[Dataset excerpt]
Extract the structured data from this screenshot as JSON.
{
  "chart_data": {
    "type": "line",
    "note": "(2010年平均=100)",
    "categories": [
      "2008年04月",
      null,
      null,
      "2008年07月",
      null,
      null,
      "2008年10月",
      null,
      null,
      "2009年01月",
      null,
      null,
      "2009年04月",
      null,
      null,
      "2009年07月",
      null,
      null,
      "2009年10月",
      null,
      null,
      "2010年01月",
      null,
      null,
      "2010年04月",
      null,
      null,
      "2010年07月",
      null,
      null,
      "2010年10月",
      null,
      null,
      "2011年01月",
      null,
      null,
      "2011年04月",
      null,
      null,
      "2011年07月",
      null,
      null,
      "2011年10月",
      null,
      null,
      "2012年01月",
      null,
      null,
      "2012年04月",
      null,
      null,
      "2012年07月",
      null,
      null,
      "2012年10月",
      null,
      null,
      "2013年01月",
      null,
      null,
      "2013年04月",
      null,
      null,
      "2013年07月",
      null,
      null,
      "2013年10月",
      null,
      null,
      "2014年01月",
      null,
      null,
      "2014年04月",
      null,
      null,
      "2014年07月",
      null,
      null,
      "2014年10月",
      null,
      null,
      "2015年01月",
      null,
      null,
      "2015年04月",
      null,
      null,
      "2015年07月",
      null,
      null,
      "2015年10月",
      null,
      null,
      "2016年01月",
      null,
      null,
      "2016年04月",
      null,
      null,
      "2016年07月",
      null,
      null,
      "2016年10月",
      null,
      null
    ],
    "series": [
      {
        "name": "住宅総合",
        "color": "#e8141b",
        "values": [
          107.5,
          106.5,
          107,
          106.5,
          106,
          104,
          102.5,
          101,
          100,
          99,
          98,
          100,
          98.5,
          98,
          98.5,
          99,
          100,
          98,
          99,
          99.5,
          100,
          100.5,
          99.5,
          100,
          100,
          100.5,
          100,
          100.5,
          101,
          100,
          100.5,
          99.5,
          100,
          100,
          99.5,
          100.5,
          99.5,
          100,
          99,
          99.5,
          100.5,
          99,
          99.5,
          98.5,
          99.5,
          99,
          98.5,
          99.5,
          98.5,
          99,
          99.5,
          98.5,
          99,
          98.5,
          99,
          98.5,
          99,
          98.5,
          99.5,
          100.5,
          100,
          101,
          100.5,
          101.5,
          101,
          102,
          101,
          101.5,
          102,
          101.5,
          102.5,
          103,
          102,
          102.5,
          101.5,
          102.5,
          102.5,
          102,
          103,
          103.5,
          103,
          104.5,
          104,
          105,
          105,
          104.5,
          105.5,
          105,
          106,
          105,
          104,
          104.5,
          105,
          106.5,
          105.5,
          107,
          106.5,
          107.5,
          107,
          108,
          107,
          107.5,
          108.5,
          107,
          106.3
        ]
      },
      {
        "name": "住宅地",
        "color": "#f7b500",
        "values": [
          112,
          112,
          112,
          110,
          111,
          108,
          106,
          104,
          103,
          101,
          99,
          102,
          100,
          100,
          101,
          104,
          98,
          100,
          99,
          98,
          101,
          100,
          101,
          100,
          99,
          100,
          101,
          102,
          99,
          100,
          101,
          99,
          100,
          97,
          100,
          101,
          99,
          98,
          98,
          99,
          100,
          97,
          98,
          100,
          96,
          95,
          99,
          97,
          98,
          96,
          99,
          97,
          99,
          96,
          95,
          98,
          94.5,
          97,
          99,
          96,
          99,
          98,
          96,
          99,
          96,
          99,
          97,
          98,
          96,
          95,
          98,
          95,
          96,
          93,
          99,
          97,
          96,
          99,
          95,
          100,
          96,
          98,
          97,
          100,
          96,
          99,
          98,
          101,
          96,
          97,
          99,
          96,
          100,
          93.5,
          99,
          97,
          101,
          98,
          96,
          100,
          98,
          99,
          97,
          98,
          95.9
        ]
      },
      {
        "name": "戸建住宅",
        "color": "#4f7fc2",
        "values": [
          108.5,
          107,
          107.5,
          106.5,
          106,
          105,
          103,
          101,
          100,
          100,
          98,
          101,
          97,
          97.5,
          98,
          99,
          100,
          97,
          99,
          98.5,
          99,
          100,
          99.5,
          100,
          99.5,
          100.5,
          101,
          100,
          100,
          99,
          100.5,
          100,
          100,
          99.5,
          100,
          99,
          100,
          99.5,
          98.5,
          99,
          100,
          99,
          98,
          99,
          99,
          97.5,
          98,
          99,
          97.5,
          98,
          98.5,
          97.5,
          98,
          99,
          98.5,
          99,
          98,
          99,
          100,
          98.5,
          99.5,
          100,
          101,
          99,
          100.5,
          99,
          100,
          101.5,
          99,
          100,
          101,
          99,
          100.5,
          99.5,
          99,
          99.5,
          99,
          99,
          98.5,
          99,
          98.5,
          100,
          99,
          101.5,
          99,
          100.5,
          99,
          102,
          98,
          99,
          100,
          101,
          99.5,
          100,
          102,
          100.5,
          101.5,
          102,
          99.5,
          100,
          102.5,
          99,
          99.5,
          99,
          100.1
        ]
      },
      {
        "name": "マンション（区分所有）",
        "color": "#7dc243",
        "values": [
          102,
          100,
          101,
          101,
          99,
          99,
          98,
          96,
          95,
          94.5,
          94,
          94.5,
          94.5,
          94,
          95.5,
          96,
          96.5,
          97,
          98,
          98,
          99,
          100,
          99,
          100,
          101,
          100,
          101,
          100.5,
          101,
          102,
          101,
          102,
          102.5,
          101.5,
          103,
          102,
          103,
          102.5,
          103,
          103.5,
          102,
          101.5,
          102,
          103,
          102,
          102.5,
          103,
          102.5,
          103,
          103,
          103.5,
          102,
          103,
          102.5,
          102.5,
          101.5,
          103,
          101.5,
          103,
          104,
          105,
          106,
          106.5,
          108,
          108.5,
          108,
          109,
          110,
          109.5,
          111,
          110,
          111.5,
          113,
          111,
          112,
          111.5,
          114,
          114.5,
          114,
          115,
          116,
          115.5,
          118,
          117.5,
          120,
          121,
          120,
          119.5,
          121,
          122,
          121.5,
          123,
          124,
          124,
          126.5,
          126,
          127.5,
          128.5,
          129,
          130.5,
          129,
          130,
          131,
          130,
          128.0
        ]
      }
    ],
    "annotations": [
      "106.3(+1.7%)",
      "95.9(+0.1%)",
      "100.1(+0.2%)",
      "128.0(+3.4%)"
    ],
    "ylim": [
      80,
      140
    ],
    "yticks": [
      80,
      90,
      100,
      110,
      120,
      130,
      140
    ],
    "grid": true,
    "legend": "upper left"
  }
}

*DIRECTIONS*: Pull out all lines containing "color".

*RESULT OF THIS TASK*:
        "color": "#e8141b",
        "color": "#f7b500",
        "color": "#4f7fc2",
        "color": "#7dc243",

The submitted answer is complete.